Your goal: From the records, pick out and copy each line containing "xlabel".

Dataset items:
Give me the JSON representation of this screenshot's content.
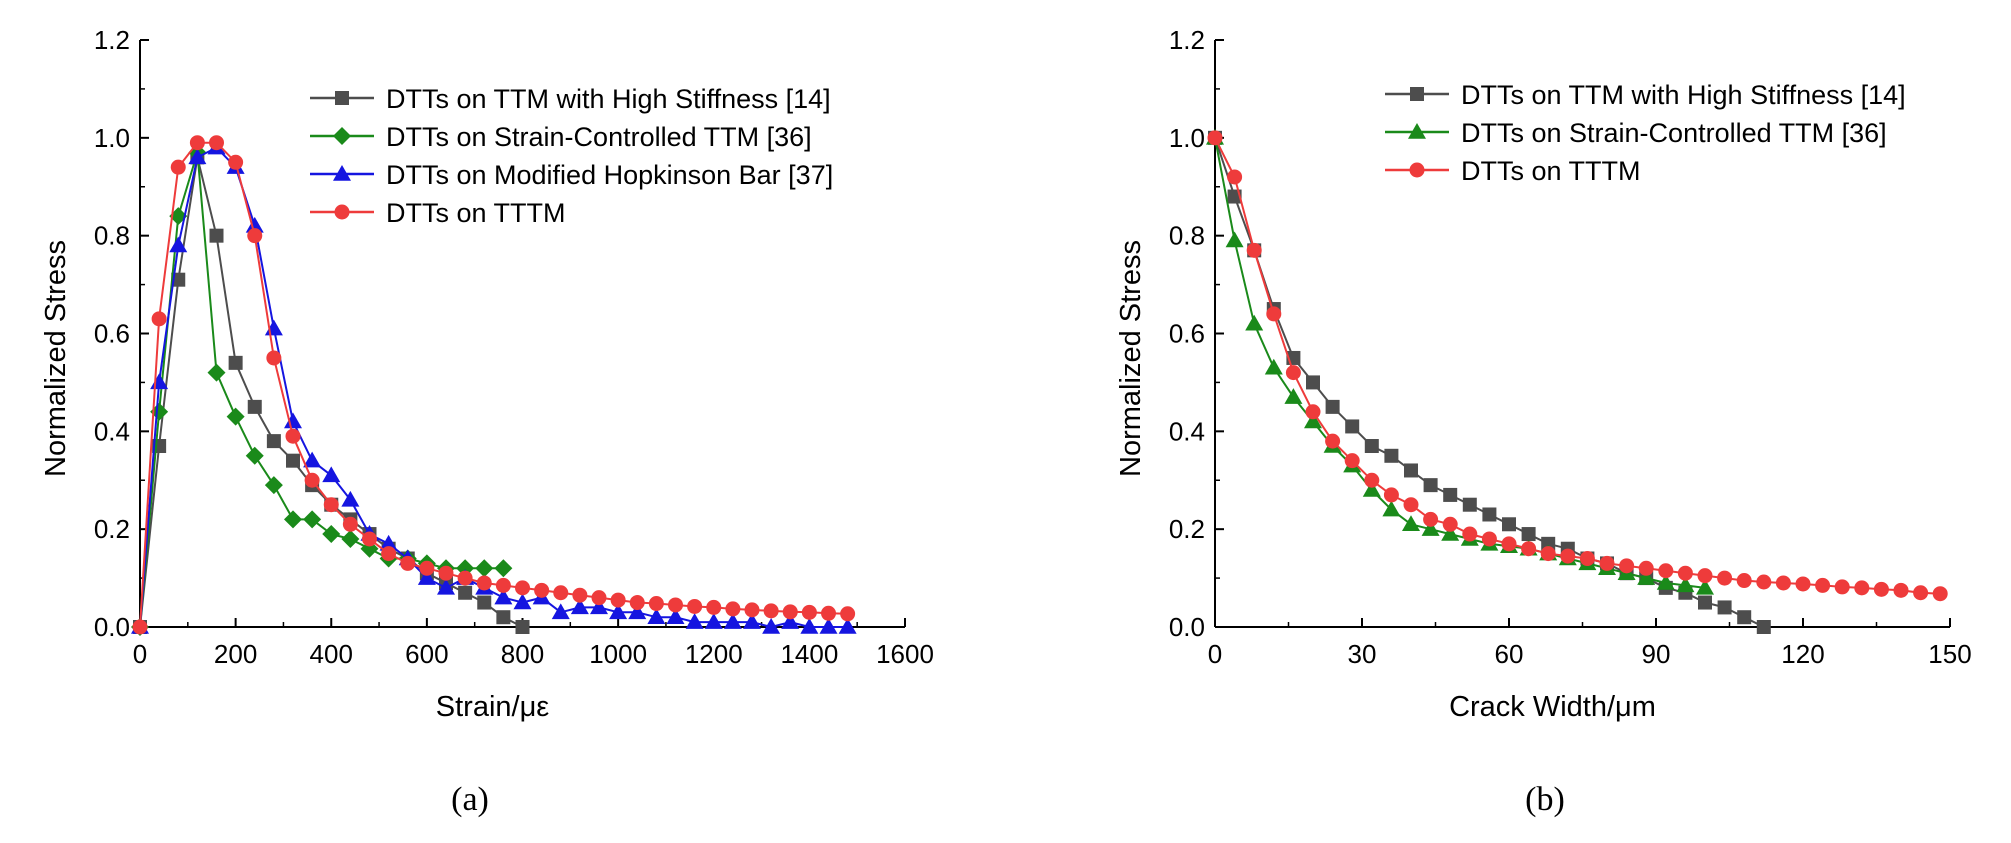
{
  "chart_data": [
    {
      "type": "line",
      "panel_label": "(a)",
      "xlabel": "Strain/με",
      "ylabel": "Normalized Stress",
      "xlim": [
        0,
        1600
      ],
      "ylim": [
        0,
        1.2
      ],
      "xticks": [
        0,
        200,
        400,
        600,
        800,
        1000,
        1200,
        1400,
        1600
      ],
      "yticks": [
        0.0,
        0.2,
        0.4,
        0.6,
        0.8,
        1.0,
        1.2
      ],
      "xtick_labels": [
        "0",
        "200",
        "400",
        "600",
        "800",
        "1000",
        "1200",
        "1400",
        "1600"
      ],
      "ytick_labels": [
        "0.0",
        "0.2",
        "0.4",
        "0.6",
        "0.8",
        "1.0",
        "1.2"
      ],
      "grid": false,
      "legend_position": "top-right",
      "series": [
        {
          "name": "DTTs on TTM with High Stiffness [14]",
          "color": "#4d4d4d",
          "marker": "square",
          "x": [
            0,
            40,
            80,
            120,
            160,
            200,
            240,
            280,
            320,
            360,
            400,
            440,
            480,
            520,
            560,
            600,
            640,
            680,
            720,
            760,
            800
          ],
          "y": [
            0,
            0.37,
            0.71,
            0.96,
            0.8,
            0.54,
            0.45,
            0.38,
            0.34,
            0.29,
            0.25,
            0.22,
            0.19,
            0.16,
            0.14,
            0.11,
            0.09,
            0.07,
            0.05,
            0.02,
            0.0
          ]
        },
        {
          "name": "DTTs on Strain-Controlled TTM [36]",
          "color": "#1a8a1a",
          "marker": "diamond",
          "x": [
            0,
            40,
            80,
            120,
            160,
            200,
            240,
            280,
            320,
            360,
            400,
            440,
            480,
            520,
            560,
            600,
            640,
            680,
            720,
            760
          ],
          "y": [
            0,
            0.44,
            0.84,
            0.97,
            0.52,
            0.43,
            0.35,
            0.29,
            0.22,
            0.22,
            0.19,
            0.18,
            0.16,
            0.14,
            0.14,
            0.13,
            0.12,
            0.12,
            0.12,
            0.12
          ]
        },
        {
          "name": "DTTs on Modified Hopkinson Bar [37]",
          "color": "#1515e0",
          "marker": "triangle",
          "x": [
            0,
            40,
            80,
            120,
            160,
            200,
            240,
            280,
            320,
            360,
            400,
            440,
            480,
            520,
            560,
            600,
            640,
            680,
            720,
            760,
            800,
            840,
            880,
            920,
            960,
            1000,
            1040,
            1080,
            1120,
            1160,
            1200,
            1240,
            1280,
            1320,
            1360,
            1400,
            1440,
            1480
          ],
          "y": [
            0,
            0.5,
            0.78,
            0.96,
            0.98,
            0.94,
            0.82,
            0.61,
            0.42,
            0.34,
            0.31,
            0.26,
            0.19,
            0.17,
            0.14,
            0.1,
            0.08,
            0.1,
            0.08,
            0.06,
            0.05,
            0.06,
            0.03,
            0.04,
            0.04,
            0.03,
            0.03,
            0.02,
            0.02,
            0.01,
            0.01,
            0.01,
            0.01,
            0.0,
            0.01,
            0.0,
            0.0,
            0.0
          ]
        },
        {
          "name": "DTTs on TTTM",
          "color": "#ee3b3b",
          "marker": "circle",
          "x": [
            0,
            40,
            80,
            120,
            160,
            200,
            240,
            280,
            320,
            360,
            400,
            440,
            480,
            520,
            560,
            600,
            640,
            680,
            720,
            760,
            800,
            840,
            880,
            920,
            960,
            1000,
            1040,
            1080,
            1120,
            1160,
            1200,
            1240,
            1280,
            1320,
            1360,
            1400,
            1440,
            1480
          ],
          "y": [
            0,
            0.63,
            0.94,
            0.99,
            0.99,
            0.95,
            0.8,
            0.55,
            0.39,
            0.3,
            0.25,
            0.21,
            0.18,
            0.15,
            0.13,
            0.12,
            0.11,
            0.1,
            0.09,
            0.085,
            0.08,
            0.075,
            0.07,
            0.065,
            0.06,
            0.055,
            0.05,
            0.048,
            0.045,
            0.042,
            0.04,
            0.037,
            0.035,
            0.033,
            0.031,
            0.03,
            0.028,
            0.027
          ]
        }
      ]
    },
    {
      "type": "line",
      "panel_label": "(b)",
      "xlabel": "Crack Width/μm",
      "ylabel": "Normalized Stress",
      "xlim": [
        0,
        150
      ],
      "ylim": [
        0,
        1.2
      ],
      "xticks": [
        0,
        30,
        60,
        90,
        120,
        150
      ],
      "yticks": [
        0.0,
        0.2,
        0.4,
        0.6,
        0.8,
        1.0,
        1.2
      ],
      "xtick_labels": [
        "0",
        "30",
        "60",
        "90",
        "120",
        "150"
      ],
      "ytick_labels": [
        "0.0",
        "0.2",
        "0.4",
        "0.6",
        "0.8",
        "1.0",
        "1.2"
      ],
      "grid": false,
      "legend_position": "top-right",
      "series": [
        {
          "name": "DTTs on TTM with High Stiffness [14]",
          "color": "#4d4d4d",
          "marker": "square",
          "x": [
            0,
            4,
            8,
            12,
            16,
            20,
            24,
            28,
            32,
            36,
            40,
            44,
            48,
            52,
            56,
            60,
            64,
            68,
            72,
            76,
            80,
            84,
            88,
            92,
            96,
            100,
            104,
            108,
            112
          ],
          "y": [
            1.0,
            0.88,
            0.77,
            0.65,
            0.55,
            0.5,
            0.45,
            0.41,
            0.37,
            0.35,
            0.32,
            0.29,
            0.27,
            0.25,
            0.23,
            0.21,
            0.19,
            0.17,
            0.16,
            0.14,
            0.13,
            0.11,
            0.1,
            0.08,
            0.07,
            0.05,
            0.04,
            0.02,
            0.0
          ]
        },
        {
          "name": "DTTs on Strain-Controlled TTM [36]",
          "color": "#1a8a1a",
          "marker": "triangle",
          "x": [
            0,
            4,
            8,
            12,
            16,
            20,
            24,
            28,
            32,
            36,
            40,
            44,
            48,
            52,
            56,
            60,
            64,
            68,
            72,
            76,
            80,
            84,
            88,
            92,
            96,
            100
          ],
          "y": [
            1.0,
            0.79,
            0.62,
            0.53,
            0.47,
            0.42,
            0.37,
            0.33,
            0.28,
            0.24,
            0.21,
            0.2,
            0.19,
            0.18,
            0.17,
            0.165,
            0.16,
            0.15,
            0.14,
            0.13,
            0.12,
            0.11,
            0.1,
            0.09,
            0.085,
            0.08
          ]
        },
        {
          "name": "DTTs on TTTM",
          "color": "#ee3b3b",
          "marker": "circle",
          "x": [
            0,
            4,
            8,
            12,
            16,
            20,
            24,
            28,
            32,
            36,
            40,
            44,
            48,
            52,
            56,
            60,
            64,
            68,
            72,
            76,
            80,
            84,
            88,
            92,
            96,
            100,
            104,
            108,
            112,
            116,
            120,
            124,
            128,
            132,
            136,
            140,
            144,
            148
          ],
          "y": [
            1.0,
            0.92,
            0.77,
            0.64,
            0.52,
            0.44,
            0.38,
            0.34,
            0.3,
            0.27,
            0.25,
            0.22,
            0.21,
            0.19,
            0.18,
            0.17,
            0.16,
            0.15,
            0.145,
            0.14,
            0.13,
            0.125,
            0.12,
            0.115,
            0.11,
            0.105,
            0.1,
            0.095,
            0.092,
            0.09,
            0.088,
            0.085,
            0.082,
            0.08,
            0.077,
            0.075,
            0.07,
            0.068
          ]
        }
      ]
    }
  ]
}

Written answer:
      "xlabel": "Strain/με",
      "xlabel": "Crack Width/μm",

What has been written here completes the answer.